[START Extracted records]

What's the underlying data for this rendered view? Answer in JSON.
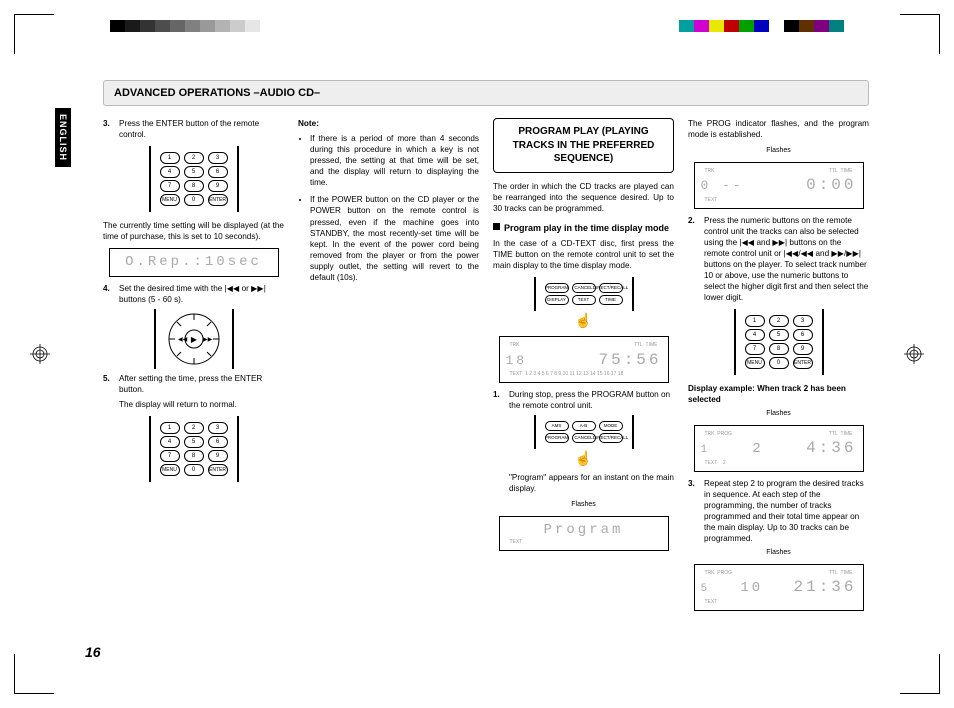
{
  "language_tab": "ENGLISH",
  "page_number": "16",
  "header": "ADVANCED OPERATIONS  –AUDIO CD–",
  "color_swatches_gray": [
    "#000",
    "#1a1a1a",
    "#333",
    "#4d4d4d",
    "#666",
    "#808080",
    "#999",
    "#b3b3b3",
    "#ccc",
    "#e6e6e6",
    "#fff"
  ],
  "color_swatches_color": [
    "#00a0a0",
    "#d000d0",
    "#e8e800",
    "#c00000",
    "#00a000",
    "#0000c0",
    "#ffffff",
    "#000000",
    "#603000",
    "#800080",
    "#008080"
  ],
  "col1": {
    "step3_num": "3.",
    "step3_text": "Press the ENTER button of the remote control.",
    "keypad_menu": "MENU",
    "keypad_enter": "ENTER",
    "para_after_keypad": "The currently time setting will be displayed (at the time of purchase, this is set to 10 seconds).",
    "lcd1": "O.Rep.:10sec",
    "step4_num": "4.",
    "step4_text": "Set the desired time with the |◀◀ or ▶▶| buttons (5 - 60 s).",
    "step5_num": "5.",
    "step5_text": "After setting the time, press the ENTER button.",
    "step5_sub": "The display will return to normal."
  },
  "col2": {
    "note_label": "Note:",
    "note1": "If there is a period of more than 4 seconds during this procedure in which a key is not pressed, the setting at that time will be set, and the display will return to displaying the time.",
    "note2": "If the POWER button on the CD player or the POWER button on the remote control is pressed, even if the machine goes into STANDBY, the most recently-set time will be kept. In the event of the power cord being removed from the player or from the power supply outlet, the setting will revert to the default (10s)."
  },
  "col3": {
    "section_title": "PROGRAM PLAY (PLAYING TRACKS IN THE PREFERRED SEQUENCE)",
    "intro": "The order in which the CD tracks are played can be rearranged into the sequence desired. Up to 30 tracks can be programmed.",
    "subhead": "Program play in the time display mode",
    "sub_intro": "In the case of a CD-TEXT disc, first press the TIME button on the remote control unit to set the main display to the time display mode.",
    "remote_btns1": [
      "PROGRAM",
      "CANCEL",
      "DIRECT/RECALL",
      "DISPLAY",
      "TEXT",
      "TIME"
    ],
    "lcd_track": "18",
    "lcd_time": "75:56",
    "lcd_ticks": "1  2  3  4  5  6  7  8  9 10 11 12 13 14 15 16 17 18",
    "step1_num": "1.",
    "step1_text": "During stop, press the PROGRAM button on the remote control unit.",
    "remote_btns2": [
      "AMS",
      "A-B",
      "MODE",
      "PROGRAM",
      "CANCEL",
      "DIRECT/RECALL"
    ],
    "step1_sub": "\"Program\" appears for an instant on the main display.",
    "flashes_label": "Flashes",
    "lcd_program": "Program"
  },
  "col4": {
    "top_para": "The PROG indicator flashes, and the program mode is established.",
    "flashes": "Flashes",
    "lcd1_track": "0 --",
    "lcd1_time": "0:00",
    "step2_num": "2.",
    "step2_text": "Press the numeric buttons on the remote control unit the tracks can also be selected using the |◀◀ and ▶▶| buttons on the remote control unit or |◀◀/◀◀ and ▶▶/▶▶| buttons on the player. To select track number 10 or above, use the numeric buttons to select the higher digit first and then select the lower digit.",
    "example_label": "Display example: When track 2 has been selected",
    "lcd2_left": "1",
    "lcd2_track": "2",
    "lcd2_time": "4:36",
    "lcd2_text_row": "2",
    "step3_num": "3.",
    "step3_text": "Repeat step 2 to program the desired tracks in sequence. At each step of the programming, the number of tracks programmed and their total time appear on the main display. Up to 30 tracks can be programmed.",
    "lcd3_left": "5",
    "lcd3_track": "10",
    "lcd3_time": "21:36"
  },
  "lcd_labels": {
    "trk": "TRK",
    "ttl": "TTL",
    "time": "TIME",
    "prog": "PROG",
    "text": "TEXT"
  }
}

[END Extracted records]

### Stated task
Using the records above, copy every line that has the word "first" in it.

### Task solution
    "sub_intro": "In the case of a CD-TEXT disc, first press the TIME button on the remote control unit to set the main display to the time display mode.",
    "step2_text": "Press the numeric buttons on the remote control unit the tracks can also be selected using the |◀◀ and ▶▶| buttons on the remote control unit or |◀◀/◀◀ and ▶▶/▶▶| buttons on the player. To select track number 10 or above, use the numeric buttons to select the higher digit first and then select the lower digit.",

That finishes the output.